## SET TASKS
1. Answer these questions using the passage on spectral energy transport:
(a) What is ΔP_{ν,ω} equal to?
(b) Which approximation applies in the opaque case?
(c) In the transparent case, what is the only limit on the flux?
2. Translate this sentence from the passage on spectral energy transport into Spanish: "In an arbitrary case, some arbitrary interpolations of fluxes is used (so-called flux-limiting)".
3. Please carry the passage on spectral energy transport forward from its last sentence.

The transport equation for the spectral energy density is

$$\frac{\partial \rho \Delta {\epsilon }_{\nu ,\omega }}{\partial t}+\mathrm{div}\left((\rho \Delta {\epsilon }_{\nu ,\omega }+\Delta P_{\nu ,\omega })\mathbf{v}\right)-\mathbf{v}\mathrm{grad}\Delta P_{\nu ,\omega }=\mathrm{div}{\Delta \mathbf{F}}_{\nu ,\omega }-\rho \Delta q_{\mathrm{m},\omega },$$

(9)

where $\Delta P_{\nu ,\omega }=(4/3-1)\rho \Delta {\epsilon }_{\nu ,\omega }$, the spectral flux is determined by the gradient of spectral energy density. In the opaque case, one has the diffusion approximation ${\Delta \mathbf{F}}_{\nu ,\omega }^{\mathrm{thick}}=-\frac{1}{3\chi }\mathrm{grad}\Delta U_{\nu ,\omega }$; in the transparent case, the flux is limited only the speed of light for neutrinos $\Delta F_{\nu ,\omega }^{\max }=c\rho \Delta {\epsilon }_{\nu ,\omega }$. In an arbitrary case, some arbitrary interpolations of fluxes is used (so-called flux-limiting)

Annotated element listings:
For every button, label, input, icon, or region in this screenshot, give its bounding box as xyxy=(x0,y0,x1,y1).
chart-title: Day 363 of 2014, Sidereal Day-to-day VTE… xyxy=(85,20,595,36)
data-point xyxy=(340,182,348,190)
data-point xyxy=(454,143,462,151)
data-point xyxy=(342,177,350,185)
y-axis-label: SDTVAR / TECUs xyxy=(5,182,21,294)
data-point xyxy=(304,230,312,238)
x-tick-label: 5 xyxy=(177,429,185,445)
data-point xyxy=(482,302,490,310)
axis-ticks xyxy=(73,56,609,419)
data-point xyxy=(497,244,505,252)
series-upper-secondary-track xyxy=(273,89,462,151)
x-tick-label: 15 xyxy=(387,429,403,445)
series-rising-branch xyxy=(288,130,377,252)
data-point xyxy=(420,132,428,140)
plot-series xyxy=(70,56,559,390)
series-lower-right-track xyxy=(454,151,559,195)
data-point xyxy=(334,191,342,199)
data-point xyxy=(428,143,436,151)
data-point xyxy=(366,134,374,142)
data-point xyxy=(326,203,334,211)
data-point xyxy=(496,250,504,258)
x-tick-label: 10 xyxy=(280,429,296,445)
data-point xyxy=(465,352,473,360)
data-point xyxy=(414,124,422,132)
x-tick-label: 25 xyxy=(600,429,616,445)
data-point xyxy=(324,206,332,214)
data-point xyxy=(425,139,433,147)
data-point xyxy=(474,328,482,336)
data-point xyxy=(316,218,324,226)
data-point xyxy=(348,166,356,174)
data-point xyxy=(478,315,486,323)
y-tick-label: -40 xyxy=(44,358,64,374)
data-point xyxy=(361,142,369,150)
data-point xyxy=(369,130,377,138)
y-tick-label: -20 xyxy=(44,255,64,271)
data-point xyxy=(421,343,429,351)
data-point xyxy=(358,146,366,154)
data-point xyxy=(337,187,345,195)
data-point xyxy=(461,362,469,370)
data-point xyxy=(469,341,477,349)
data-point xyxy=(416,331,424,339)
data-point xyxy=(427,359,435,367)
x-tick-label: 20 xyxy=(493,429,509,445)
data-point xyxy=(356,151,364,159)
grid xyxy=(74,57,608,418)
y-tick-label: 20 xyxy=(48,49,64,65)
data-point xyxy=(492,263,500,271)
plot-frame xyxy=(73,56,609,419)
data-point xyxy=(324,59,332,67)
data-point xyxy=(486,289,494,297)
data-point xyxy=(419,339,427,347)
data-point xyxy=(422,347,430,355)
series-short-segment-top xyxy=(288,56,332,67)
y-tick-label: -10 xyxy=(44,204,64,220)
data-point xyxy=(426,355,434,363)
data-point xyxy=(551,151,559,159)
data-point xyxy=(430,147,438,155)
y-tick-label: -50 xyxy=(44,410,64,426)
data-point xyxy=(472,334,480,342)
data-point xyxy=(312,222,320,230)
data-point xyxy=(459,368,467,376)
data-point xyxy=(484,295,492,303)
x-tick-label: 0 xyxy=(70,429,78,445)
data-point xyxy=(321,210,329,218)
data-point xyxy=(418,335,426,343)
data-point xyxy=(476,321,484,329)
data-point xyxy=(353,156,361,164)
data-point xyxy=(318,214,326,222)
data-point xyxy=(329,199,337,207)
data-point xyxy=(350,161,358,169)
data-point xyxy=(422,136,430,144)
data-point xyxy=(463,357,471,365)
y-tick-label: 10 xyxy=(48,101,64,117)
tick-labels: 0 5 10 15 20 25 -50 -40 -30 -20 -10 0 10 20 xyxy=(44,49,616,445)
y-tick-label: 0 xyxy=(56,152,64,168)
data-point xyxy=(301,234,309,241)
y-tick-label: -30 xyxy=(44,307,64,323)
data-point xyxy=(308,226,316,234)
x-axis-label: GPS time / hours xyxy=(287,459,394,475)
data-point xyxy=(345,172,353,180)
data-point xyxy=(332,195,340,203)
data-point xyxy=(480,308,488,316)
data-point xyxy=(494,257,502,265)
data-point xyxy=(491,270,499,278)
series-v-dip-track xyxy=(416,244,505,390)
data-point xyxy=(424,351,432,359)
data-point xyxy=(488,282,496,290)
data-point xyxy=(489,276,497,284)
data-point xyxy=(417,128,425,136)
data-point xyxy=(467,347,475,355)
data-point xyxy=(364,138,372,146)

## OUTPUTS IN ORDER
1.
(a) (4/3 − 1)ρΔε_{ν,ω}
(b) The diffusion approximation
(c) The speed of light for neutrinos

2. En un caso arbitrario, se utilizan algunas interpolaciones arbitrarias de los flujos (la llamada limitación de flujo).

3.
$${\Delta \mathbf{F}}_{\nu ,\omega }=\frac{{\Delta \mathbf{F}}_{\nu ,\omega }^{\mathrm{thick}}}{\left|{\Delta \mathbf{F}}_{\nu ,\omega }^{\mathrm{thick}}\right|/\Delta F_{\nu ,\omega }^{max}+1}.$$

(10)

A nonlinear diffusion coefficient transforms the diffusion (parabolic) equation in the opaque region to the transport (hyperbolic) in the transparent region.

The energy exchange between neutrinos and matter provide relaxation to equilibrium

$$\rho \Delta q_{\mathrm{m}}=c\chi \left(\Delta U_{\nu ,\omega }-\Delta U_{\nu ,\omega }^{\mathrm{eq}}\right),$$

(11)

where the equilibrium neutrino energy is defined by the energy conservation

$$\sum _{\omega }\Delta U_{\nu ,\omega }^{\mathrm{eq}}\left(T_{\mathrm{eq}}\right)+\rho {\epsilon }_{\mathrm{m}}(\rho ,T_{\mathrm{eq}},Y_e)=\sum _{\omega }\Delta U_{\nu ,\omega }+\rho {\epsilon }_{\mathrm{eq}}.$$

(12)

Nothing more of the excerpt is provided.